> _Do this_:
Tally all lines containing the word "Only". Give the number alone.

> _Stored data_:
<<<<

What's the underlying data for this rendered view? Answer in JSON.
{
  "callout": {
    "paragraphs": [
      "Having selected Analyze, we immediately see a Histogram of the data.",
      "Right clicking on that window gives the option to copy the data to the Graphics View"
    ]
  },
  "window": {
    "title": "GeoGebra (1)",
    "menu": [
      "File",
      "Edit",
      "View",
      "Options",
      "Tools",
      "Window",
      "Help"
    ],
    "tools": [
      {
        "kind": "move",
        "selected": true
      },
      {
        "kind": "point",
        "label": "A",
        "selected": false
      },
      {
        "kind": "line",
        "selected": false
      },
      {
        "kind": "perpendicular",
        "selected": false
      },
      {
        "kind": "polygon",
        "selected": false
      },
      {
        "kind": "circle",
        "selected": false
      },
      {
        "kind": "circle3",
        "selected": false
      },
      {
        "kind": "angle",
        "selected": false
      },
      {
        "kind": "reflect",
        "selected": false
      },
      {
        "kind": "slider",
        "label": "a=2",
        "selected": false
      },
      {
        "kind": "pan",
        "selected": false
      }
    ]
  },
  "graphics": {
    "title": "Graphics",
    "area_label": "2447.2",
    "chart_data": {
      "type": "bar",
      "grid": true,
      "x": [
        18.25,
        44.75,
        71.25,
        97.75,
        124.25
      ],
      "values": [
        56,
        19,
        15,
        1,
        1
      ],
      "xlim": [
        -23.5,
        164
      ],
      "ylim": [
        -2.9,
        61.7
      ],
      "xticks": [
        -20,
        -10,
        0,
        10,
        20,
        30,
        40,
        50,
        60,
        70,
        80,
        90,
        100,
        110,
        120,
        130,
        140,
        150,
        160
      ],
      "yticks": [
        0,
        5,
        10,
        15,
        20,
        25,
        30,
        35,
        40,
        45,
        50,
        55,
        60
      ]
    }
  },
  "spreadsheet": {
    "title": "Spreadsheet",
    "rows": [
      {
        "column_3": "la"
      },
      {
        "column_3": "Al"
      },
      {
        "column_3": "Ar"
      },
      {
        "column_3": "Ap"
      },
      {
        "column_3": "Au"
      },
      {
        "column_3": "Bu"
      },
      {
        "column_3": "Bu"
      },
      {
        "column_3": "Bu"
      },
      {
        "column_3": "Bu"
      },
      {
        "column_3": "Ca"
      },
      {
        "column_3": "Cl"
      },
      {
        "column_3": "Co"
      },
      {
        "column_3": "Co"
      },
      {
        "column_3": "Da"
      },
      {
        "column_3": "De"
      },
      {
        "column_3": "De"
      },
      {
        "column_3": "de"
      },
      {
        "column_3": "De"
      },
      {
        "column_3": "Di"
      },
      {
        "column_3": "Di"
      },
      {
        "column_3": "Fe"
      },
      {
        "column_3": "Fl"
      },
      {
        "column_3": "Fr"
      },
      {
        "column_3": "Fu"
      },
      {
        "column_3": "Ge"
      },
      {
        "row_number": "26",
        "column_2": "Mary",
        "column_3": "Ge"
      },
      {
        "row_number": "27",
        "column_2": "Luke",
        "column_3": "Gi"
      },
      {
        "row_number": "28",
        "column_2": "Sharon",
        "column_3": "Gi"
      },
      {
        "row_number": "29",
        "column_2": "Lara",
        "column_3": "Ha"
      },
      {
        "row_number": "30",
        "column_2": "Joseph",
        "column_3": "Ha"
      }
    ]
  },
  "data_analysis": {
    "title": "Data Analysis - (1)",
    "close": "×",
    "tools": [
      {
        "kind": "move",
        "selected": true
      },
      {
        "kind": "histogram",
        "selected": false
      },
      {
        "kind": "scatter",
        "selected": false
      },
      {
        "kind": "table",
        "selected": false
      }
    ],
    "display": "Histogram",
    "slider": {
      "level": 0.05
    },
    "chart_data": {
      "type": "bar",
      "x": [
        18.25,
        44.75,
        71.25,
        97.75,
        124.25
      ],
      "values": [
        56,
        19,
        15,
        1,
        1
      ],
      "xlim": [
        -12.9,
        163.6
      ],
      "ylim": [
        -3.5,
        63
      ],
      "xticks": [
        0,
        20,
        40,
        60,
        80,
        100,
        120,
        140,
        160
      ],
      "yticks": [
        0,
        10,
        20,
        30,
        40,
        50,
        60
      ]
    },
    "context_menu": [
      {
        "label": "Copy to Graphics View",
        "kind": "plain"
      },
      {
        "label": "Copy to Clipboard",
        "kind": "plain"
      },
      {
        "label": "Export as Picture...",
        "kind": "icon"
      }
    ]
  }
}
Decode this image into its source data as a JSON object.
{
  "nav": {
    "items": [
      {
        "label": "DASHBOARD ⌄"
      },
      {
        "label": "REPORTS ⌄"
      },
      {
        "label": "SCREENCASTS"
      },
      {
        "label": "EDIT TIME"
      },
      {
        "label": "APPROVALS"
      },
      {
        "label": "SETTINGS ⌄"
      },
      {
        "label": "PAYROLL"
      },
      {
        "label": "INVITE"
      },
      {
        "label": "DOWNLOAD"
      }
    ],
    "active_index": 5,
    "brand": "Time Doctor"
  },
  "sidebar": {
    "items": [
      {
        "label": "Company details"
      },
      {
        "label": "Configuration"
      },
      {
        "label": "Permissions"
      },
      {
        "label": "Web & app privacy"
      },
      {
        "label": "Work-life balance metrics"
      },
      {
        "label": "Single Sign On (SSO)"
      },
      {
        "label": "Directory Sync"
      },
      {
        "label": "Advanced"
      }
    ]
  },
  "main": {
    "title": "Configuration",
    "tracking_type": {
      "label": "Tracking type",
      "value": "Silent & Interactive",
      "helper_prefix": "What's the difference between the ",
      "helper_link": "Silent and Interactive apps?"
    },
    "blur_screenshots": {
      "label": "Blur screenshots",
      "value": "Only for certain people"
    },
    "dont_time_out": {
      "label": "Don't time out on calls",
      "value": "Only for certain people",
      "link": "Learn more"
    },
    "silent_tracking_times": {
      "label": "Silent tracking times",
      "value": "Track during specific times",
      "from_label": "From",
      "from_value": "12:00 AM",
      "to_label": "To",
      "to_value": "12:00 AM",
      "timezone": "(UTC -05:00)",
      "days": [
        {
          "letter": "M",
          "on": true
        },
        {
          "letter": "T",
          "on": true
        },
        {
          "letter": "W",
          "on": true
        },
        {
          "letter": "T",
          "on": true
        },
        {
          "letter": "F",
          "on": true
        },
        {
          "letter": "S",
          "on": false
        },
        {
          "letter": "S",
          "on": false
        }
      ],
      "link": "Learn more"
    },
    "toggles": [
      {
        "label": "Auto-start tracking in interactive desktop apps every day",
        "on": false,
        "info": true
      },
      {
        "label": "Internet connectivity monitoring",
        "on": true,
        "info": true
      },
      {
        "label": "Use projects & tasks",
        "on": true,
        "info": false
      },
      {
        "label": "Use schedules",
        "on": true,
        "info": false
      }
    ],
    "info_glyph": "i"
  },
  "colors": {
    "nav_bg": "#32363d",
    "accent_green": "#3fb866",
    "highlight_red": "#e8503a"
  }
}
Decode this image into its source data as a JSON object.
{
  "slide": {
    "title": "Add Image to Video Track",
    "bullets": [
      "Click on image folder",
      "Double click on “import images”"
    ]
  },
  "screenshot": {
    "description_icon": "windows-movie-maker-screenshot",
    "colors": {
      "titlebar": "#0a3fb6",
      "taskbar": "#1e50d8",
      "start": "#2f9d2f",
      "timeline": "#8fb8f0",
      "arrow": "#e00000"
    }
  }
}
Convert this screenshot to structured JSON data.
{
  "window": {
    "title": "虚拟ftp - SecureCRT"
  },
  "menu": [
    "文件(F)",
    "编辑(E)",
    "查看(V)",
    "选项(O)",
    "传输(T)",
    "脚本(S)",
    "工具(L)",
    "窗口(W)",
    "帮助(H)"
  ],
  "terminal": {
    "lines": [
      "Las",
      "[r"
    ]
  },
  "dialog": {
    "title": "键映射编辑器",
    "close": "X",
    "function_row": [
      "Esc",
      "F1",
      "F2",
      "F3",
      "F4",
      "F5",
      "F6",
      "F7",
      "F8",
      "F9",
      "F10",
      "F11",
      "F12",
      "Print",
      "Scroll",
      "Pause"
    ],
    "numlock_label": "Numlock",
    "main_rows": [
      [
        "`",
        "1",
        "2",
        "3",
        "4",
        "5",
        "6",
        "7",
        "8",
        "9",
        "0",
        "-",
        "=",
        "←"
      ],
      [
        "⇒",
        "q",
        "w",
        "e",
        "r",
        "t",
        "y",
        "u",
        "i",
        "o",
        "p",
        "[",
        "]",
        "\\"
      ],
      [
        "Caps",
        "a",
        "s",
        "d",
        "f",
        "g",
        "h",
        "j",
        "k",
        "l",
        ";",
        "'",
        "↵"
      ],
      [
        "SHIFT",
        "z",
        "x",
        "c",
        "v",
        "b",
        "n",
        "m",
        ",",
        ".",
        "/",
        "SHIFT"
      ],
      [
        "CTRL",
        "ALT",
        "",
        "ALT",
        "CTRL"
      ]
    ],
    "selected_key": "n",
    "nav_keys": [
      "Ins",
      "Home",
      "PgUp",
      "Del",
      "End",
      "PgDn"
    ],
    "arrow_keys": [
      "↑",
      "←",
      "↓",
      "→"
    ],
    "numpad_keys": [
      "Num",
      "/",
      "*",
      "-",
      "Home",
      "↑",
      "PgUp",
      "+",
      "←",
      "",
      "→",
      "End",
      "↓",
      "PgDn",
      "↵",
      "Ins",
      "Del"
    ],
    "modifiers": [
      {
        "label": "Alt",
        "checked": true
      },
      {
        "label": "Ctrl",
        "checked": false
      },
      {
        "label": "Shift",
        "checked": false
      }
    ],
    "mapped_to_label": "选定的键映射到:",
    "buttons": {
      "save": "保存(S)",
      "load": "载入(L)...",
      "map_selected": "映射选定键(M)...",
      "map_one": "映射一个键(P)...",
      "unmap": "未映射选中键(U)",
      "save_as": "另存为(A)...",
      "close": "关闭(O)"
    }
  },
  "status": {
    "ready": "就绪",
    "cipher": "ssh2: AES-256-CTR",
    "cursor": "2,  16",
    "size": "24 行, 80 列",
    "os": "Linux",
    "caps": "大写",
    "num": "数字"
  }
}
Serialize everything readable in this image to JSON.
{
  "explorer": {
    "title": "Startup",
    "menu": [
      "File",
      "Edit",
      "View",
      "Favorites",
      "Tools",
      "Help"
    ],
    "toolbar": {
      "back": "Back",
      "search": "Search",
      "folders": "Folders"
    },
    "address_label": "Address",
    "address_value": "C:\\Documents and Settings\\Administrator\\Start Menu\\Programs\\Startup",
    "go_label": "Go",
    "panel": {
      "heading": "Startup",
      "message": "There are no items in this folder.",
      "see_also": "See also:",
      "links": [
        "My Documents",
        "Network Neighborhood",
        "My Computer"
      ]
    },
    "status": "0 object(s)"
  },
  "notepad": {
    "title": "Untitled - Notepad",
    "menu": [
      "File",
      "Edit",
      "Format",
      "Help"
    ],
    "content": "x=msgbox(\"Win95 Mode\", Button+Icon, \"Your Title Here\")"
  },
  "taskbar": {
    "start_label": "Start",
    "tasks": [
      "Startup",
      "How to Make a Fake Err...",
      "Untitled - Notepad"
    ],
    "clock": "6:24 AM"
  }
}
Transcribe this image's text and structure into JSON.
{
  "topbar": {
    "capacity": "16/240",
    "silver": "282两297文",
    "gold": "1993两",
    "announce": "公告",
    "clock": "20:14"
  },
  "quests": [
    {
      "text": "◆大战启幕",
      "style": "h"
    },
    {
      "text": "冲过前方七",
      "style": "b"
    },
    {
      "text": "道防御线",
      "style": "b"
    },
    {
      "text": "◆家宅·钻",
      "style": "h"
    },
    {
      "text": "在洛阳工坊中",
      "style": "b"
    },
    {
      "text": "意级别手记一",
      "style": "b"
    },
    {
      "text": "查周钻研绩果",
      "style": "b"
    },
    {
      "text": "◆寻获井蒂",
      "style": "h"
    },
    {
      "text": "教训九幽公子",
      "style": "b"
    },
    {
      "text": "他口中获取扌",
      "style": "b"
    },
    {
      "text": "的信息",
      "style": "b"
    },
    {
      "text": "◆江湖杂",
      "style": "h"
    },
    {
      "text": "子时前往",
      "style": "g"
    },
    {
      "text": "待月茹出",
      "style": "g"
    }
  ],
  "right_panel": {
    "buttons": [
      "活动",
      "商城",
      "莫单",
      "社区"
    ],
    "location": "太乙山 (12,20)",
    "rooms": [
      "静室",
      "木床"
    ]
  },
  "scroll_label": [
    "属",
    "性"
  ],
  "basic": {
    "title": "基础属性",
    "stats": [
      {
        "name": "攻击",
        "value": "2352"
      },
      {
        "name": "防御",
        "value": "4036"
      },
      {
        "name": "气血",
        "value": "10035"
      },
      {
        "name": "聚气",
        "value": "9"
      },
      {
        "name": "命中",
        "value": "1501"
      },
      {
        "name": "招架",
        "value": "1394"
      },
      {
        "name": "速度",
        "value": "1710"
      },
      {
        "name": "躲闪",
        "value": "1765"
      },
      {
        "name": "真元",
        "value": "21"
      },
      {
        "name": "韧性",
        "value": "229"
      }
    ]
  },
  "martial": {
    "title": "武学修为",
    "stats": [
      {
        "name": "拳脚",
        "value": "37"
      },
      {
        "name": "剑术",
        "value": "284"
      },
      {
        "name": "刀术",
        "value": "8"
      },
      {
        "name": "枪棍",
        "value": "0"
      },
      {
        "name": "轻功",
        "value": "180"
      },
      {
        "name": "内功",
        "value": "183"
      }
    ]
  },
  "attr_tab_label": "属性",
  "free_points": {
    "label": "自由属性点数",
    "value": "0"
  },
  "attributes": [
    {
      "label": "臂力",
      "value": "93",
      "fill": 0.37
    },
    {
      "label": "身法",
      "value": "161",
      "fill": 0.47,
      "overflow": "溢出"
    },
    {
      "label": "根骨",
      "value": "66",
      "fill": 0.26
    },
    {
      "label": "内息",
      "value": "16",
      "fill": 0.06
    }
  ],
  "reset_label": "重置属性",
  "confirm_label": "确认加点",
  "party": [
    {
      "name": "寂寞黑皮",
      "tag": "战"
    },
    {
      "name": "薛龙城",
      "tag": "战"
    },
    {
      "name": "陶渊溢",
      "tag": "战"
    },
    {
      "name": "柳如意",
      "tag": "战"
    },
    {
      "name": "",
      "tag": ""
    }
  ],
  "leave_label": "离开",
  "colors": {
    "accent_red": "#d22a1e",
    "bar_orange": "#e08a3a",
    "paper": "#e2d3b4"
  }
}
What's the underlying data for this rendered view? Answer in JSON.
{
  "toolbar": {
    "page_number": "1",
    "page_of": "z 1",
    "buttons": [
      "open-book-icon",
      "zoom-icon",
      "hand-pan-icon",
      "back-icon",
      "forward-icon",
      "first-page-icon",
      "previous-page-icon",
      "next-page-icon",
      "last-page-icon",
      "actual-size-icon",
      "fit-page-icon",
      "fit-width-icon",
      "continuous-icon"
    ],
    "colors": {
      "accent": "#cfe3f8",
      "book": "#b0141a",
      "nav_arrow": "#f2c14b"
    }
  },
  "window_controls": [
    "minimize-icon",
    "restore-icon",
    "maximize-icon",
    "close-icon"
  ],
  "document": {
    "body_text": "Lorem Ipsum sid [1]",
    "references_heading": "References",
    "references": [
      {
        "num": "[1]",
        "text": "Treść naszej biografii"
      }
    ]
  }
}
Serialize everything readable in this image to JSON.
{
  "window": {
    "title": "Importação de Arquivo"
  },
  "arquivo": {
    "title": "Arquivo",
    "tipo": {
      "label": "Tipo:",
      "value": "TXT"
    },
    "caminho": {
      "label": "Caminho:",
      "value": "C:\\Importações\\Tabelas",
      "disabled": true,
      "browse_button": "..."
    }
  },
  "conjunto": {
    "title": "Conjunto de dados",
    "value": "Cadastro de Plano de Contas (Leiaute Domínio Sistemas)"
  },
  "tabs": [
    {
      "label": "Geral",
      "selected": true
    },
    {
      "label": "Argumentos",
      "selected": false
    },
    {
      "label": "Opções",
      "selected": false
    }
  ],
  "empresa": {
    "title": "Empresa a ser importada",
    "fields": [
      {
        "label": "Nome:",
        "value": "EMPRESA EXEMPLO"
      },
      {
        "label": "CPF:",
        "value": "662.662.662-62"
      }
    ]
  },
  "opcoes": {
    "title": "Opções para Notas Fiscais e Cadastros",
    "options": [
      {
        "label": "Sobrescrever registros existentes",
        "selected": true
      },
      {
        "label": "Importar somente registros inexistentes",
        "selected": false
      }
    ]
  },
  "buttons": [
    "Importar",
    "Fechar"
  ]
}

>>>>

> _Answer for the task_:
2